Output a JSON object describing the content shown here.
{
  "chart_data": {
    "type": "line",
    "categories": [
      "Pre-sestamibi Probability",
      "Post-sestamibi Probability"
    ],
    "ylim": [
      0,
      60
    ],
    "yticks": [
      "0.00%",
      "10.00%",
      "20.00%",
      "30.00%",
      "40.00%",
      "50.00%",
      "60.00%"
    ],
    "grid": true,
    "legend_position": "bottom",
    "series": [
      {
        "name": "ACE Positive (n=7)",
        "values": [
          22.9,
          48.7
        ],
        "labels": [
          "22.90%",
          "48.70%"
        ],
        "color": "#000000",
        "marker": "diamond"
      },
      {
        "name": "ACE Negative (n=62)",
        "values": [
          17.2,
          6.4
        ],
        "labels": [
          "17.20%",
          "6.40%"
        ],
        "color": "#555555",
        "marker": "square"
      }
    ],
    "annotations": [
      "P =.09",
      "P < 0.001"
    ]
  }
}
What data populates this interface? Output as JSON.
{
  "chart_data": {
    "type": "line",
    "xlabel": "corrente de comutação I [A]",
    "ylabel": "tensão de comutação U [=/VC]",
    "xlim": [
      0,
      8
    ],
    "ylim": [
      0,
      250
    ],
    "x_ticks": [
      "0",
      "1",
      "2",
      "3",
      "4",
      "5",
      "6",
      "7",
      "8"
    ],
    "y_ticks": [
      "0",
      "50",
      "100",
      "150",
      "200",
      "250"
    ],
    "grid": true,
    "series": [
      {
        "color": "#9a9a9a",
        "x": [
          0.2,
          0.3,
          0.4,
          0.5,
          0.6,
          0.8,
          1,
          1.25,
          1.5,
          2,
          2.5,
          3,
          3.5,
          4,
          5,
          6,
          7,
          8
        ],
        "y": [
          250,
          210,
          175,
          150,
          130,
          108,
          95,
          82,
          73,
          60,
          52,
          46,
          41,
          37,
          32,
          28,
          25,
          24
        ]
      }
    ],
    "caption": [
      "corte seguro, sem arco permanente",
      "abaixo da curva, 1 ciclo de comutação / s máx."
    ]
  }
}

Objective – Starting with the line that contains "What data populates", print each line through the last one in the listing. Include both end lines and add nothing.

Reply to the task –
What data populates this interface? Output as JSON.
{
  "chart_data": {
    "type": "line",
    "xlabel": "corrente de comutação I [A]",
    "ylabel": "tensão de comutação U [=/VC]",
    "xlim": [
      0,
      8
    ],
    "ylim": [
      0,
      250
    ],
    "x_ticks": [
      "0",
      "1",
      "2",
      "3",
      "4",
      "5",
      "6",
      "7",
      "8"
    ],
    "y_ticks": [
      "0",
      "50",
      "100",
      "150",
      "200",
      "250"
    ],
    "grid": true,
    "series": [
      {
        "color": "#9a9a9a",
        "x": [
          0.2,
          0.3,
          0.4,
          0.5,
          0.6,
          0.8,
          1,
          1.25,
          1.5,
          2,
          2.5,
          3,
          3.5,
          4,
          5,
          6,
          7,
          8
        ],
        "y": [
          250,
          210,
          175,
          150,
          130,
          108,
          95,
          82,
          73,
          60,
          52,
          46,
          41,
          37,
          32,
          28,
          25,
          24
        ]
      }
    ],
    "caption": [
      "corte seguro, sem arco permanente",
      "abaixo da curva, 1 ciclo de comutação / s máx."
    ]
  }
}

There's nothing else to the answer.